## [LISTED ENTRIES]
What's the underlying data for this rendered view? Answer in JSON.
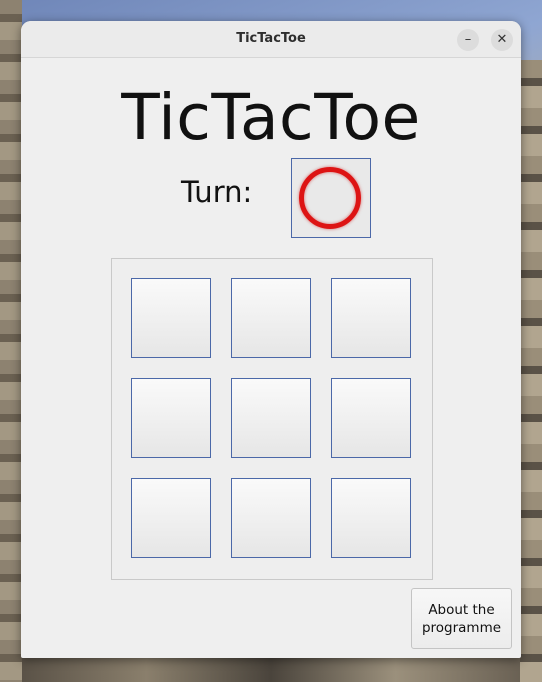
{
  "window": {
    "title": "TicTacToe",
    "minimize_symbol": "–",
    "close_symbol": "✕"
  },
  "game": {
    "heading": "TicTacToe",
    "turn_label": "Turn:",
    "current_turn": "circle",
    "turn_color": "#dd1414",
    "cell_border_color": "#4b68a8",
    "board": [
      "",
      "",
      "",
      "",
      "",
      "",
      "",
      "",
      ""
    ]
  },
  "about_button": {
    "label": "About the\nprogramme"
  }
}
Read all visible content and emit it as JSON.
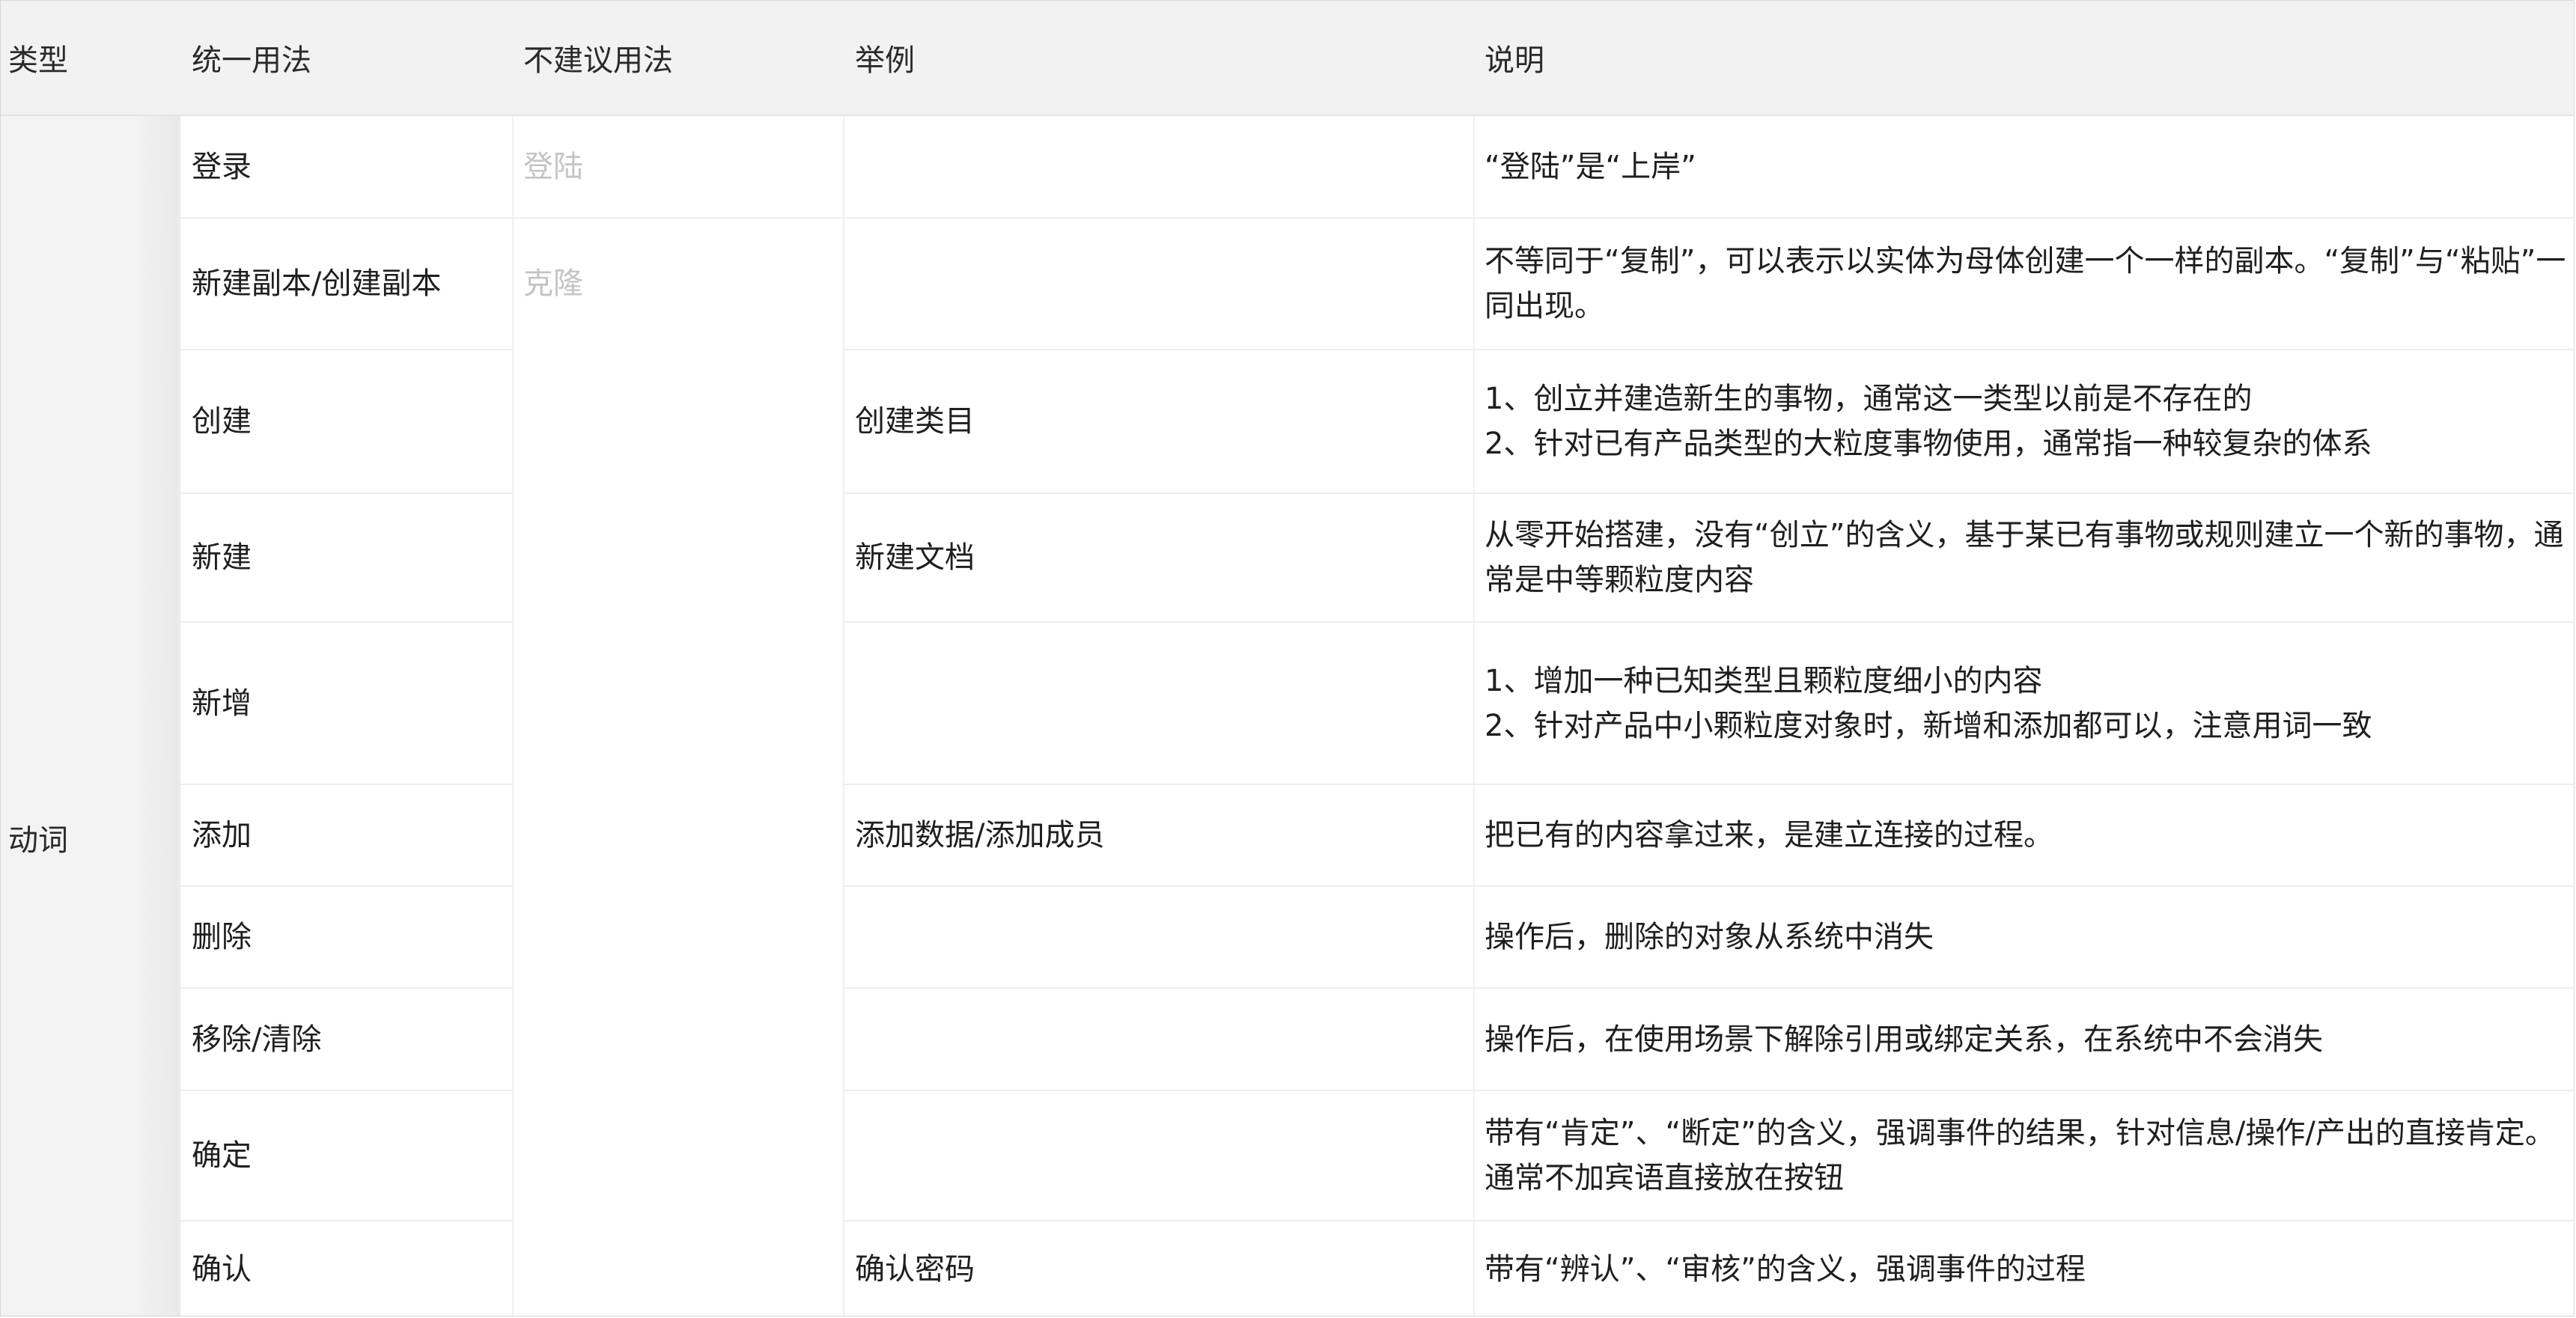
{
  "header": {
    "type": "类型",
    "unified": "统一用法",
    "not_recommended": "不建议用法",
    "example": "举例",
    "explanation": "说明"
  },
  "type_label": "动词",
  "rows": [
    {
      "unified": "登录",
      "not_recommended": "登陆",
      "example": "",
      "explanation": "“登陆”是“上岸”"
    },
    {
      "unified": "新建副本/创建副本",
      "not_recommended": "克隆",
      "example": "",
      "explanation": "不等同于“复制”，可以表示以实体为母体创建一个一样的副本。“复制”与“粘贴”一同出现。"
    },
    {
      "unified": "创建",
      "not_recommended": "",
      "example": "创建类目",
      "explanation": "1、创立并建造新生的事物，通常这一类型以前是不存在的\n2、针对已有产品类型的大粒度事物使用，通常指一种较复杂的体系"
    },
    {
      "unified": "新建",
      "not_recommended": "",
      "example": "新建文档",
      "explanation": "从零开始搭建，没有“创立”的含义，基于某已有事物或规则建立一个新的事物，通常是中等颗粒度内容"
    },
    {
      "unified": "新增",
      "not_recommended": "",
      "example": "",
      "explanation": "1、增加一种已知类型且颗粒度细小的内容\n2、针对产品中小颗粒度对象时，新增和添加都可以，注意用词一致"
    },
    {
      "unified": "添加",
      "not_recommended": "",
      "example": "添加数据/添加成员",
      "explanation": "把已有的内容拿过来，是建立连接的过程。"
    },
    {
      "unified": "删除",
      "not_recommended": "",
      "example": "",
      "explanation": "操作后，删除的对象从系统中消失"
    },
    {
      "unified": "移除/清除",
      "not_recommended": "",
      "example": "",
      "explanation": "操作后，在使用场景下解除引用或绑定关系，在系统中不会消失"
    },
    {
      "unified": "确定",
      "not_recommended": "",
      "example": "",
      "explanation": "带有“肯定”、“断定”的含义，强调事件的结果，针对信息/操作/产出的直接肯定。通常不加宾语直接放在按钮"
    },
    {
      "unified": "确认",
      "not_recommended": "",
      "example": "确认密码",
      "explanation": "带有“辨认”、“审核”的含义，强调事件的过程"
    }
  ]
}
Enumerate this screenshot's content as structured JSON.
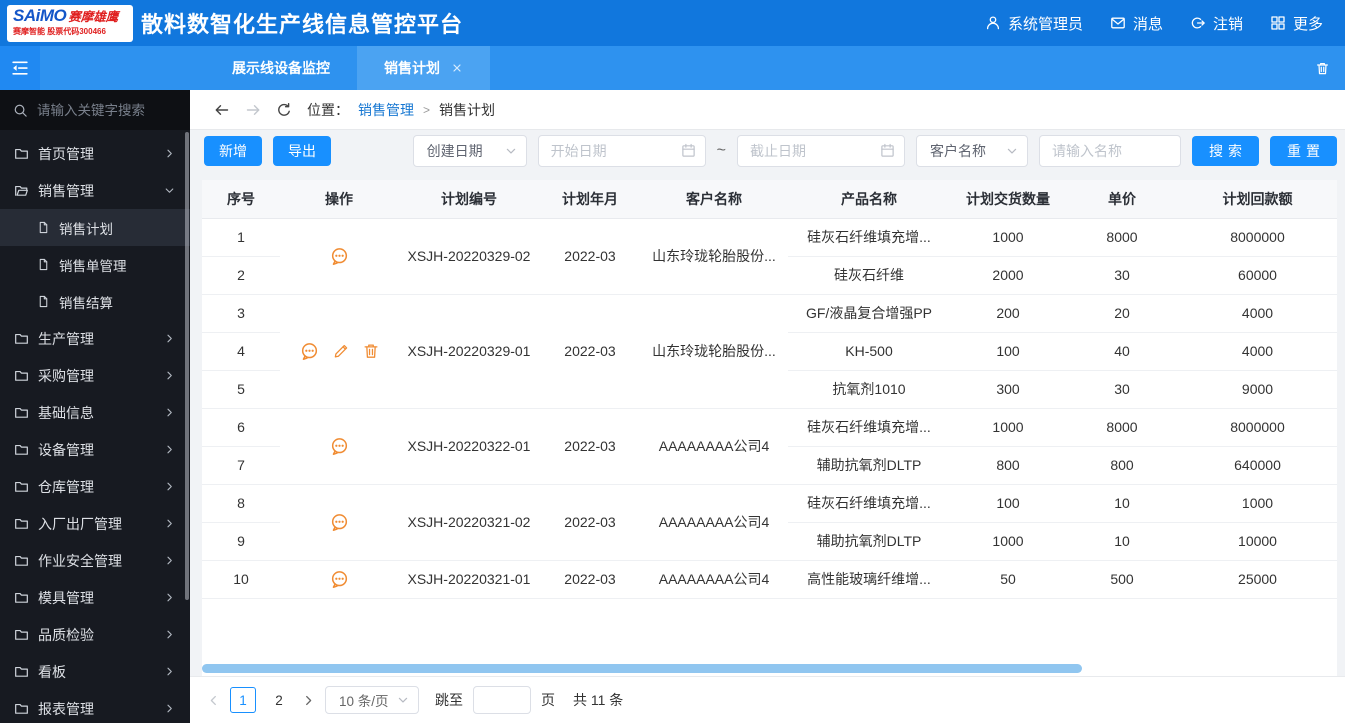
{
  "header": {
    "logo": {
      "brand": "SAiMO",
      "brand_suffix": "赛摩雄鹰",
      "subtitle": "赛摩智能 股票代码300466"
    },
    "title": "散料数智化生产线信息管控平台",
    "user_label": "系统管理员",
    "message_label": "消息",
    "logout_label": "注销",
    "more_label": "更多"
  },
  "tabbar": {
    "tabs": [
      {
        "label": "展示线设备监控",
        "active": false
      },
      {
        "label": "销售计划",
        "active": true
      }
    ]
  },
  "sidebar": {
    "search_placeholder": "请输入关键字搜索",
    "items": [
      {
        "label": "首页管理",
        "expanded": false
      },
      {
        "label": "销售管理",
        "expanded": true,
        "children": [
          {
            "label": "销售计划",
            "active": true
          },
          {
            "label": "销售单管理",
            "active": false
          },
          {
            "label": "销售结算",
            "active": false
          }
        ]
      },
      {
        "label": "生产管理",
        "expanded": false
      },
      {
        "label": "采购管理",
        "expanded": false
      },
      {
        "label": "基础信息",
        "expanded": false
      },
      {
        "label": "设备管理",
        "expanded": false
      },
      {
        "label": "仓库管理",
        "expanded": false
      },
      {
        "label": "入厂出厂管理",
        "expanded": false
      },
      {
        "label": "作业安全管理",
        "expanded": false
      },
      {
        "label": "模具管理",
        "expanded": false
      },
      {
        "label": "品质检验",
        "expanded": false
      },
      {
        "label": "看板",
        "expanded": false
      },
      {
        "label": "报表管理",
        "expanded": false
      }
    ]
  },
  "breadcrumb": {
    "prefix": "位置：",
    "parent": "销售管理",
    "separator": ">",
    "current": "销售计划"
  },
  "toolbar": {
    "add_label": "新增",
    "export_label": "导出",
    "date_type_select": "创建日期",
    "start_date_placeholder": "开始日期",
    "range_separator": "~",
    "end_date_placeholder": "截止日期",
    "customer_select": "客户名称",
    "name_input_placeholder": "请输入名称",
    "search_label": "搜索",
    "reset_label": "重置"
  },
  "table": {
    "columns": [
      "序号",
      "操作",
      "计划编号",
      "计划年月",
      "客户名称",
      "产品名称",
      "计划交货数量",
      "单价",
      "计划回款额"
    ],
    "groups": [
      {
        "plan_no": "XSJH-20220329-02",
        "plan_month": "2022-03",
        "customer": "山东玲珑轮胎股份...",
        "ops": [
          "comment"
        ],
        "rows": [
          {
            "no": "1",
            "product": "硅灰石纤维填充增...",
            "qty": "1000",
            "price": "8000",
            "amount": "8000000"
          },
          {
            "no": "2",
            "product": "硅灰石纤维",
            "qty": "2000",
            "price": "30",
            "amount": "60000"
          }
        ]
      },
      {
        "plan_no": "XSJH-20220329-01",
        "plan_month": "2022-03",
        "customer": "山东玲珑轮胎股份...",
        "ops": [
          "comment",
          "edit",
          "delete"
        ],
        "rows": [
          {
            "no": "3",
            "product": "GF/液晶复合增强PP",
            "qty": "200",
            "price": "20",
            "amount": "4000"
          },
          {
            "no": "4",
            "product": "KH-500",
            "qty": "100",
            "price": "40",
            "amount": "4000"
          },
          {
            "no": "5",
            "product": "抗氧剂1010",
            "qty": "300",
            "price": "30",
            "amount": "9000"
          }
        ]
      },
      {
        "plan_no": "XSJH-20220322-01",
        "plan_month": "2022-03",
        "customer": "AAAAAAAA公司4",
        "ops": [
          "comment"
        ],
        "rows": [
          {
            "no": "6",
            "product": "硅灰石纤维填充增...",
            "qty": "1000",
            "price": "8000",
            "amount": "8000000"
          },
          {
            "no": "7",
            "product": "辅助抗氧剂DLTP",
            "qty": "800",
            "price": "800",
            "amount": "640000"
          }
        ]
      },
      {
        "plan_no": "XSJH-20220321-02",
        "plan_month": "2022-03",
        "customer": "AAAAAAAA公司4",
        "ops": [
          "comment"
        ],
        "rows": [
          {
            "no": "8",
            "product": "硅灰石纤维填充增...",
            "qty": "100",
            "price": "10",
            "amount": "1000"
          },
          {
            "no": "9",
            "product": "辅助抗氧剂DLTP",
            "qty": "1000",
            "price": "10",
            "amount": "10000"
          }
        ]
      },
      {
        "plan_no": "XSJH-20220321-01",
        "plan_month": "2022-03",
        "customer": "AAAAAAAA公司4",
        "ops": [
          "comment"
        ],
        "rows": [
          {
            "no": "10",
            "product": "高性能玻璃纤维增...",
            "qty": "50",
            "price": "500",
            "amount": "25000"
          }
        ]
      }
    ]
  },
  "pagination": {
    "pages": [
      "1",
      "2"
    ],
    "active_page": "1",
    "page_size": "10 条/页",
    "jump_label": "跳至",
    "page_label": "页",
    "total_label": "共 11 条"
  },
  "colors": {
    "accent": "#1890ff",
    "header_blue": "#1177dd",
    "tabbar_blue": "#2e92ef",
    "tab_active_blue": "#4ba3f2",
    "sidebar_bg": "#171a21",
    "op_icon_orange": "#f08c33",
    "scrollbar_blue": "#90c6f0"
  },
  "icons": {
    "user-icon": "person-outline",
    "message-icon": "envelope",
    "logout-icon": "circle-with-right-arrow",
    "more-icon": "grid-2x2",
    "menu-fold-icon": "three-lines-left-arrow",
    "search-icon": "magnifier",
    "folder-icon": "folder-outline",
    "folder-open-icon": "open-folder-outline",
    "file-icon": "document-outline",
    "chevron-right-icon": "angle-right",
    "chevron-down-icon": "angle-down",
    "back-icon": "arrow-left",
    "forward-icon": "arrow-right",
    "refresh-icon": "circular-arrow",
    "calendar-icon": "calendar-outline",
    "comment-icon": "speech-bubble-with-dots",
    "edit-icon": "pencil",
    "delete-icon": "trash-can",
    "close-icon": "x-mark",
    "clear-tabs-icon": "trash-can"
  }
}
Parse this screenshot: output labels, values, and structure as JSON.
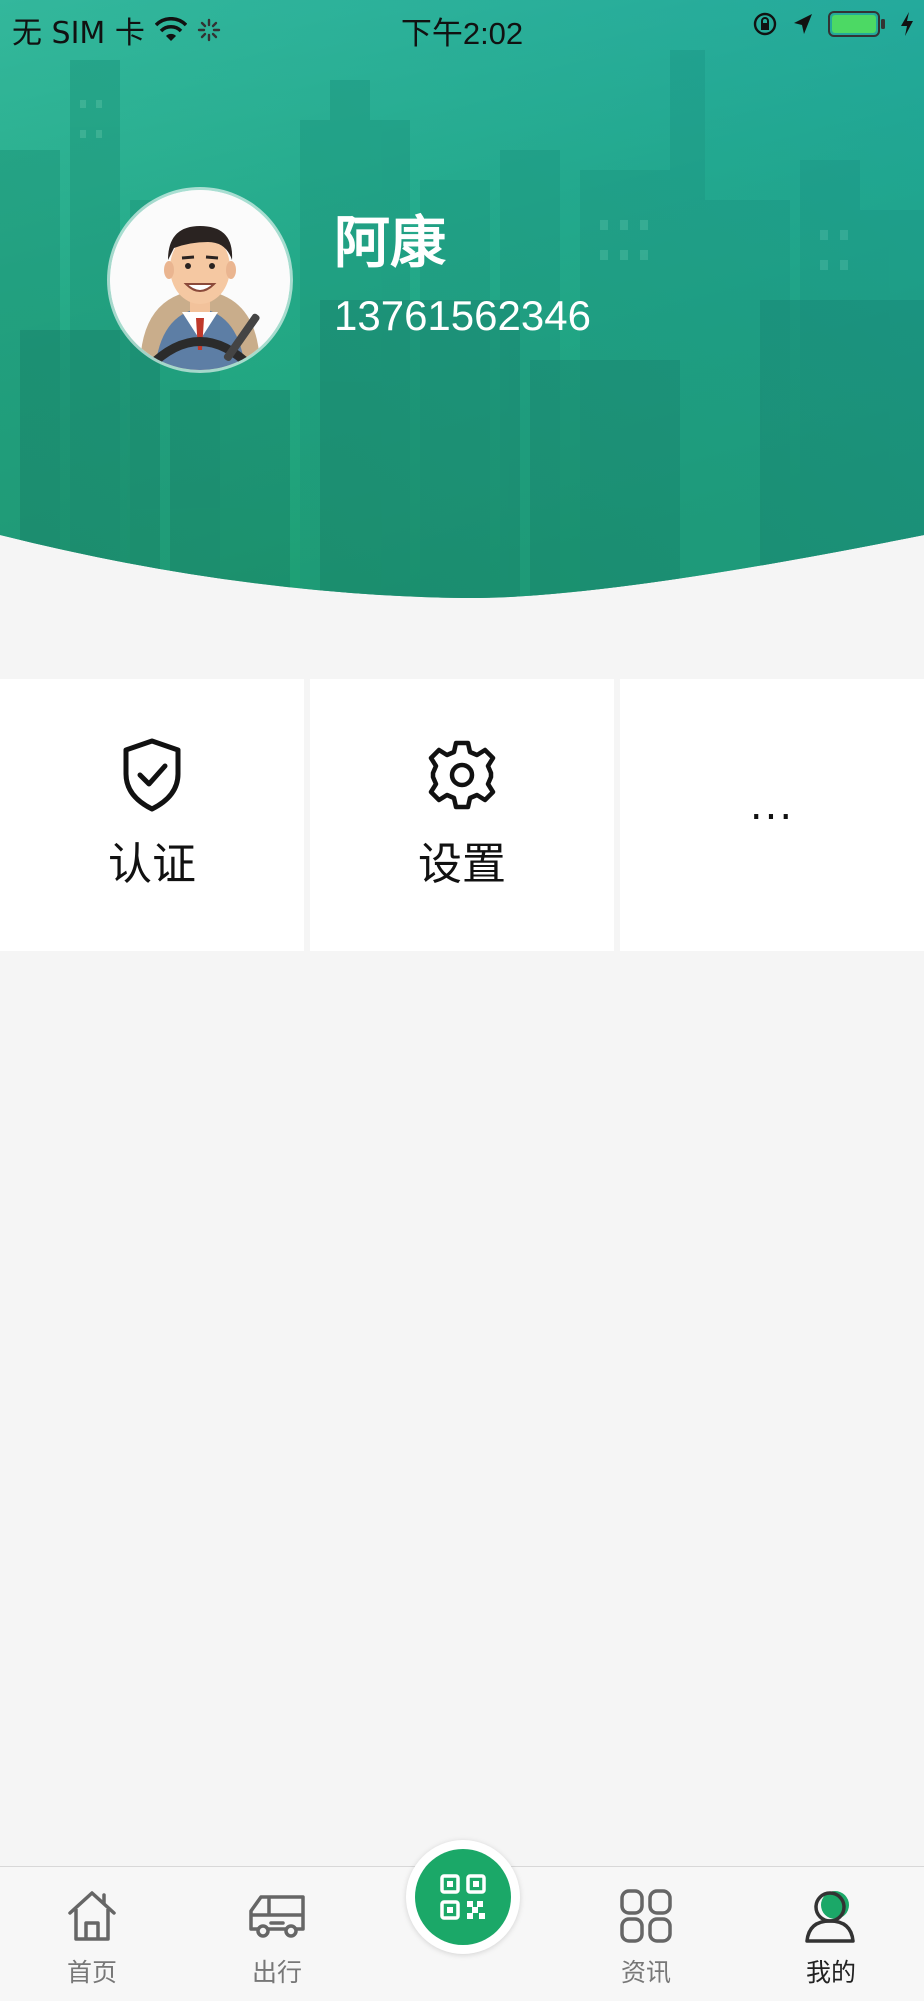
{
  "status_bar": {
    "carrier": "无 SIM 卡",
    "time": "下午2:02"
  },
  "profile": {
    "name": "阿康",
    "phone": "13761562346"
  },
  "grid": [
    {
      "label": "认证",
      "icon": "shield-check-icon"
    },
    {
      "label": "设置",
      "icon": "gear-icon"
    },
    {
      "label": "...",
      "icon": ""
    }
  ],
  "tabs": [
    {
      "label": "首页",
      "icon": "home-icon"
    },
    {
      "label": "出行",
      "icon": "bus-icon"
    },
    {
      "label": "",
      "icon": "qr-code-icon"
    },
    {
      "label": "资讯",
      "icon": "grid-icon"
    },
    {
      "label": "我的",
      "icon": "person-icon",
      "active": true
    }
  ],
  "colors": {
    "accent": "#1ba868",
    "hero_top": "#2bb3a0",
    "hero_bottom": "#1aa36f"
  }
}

## [TASK PROMPT]
Find the word "grid" in the material, then list each line that holds it.

## [EXERCISE SOLUTION]
    "more-icon": "grid-2x2",
  "grid": [
      "icon": "grid-icon"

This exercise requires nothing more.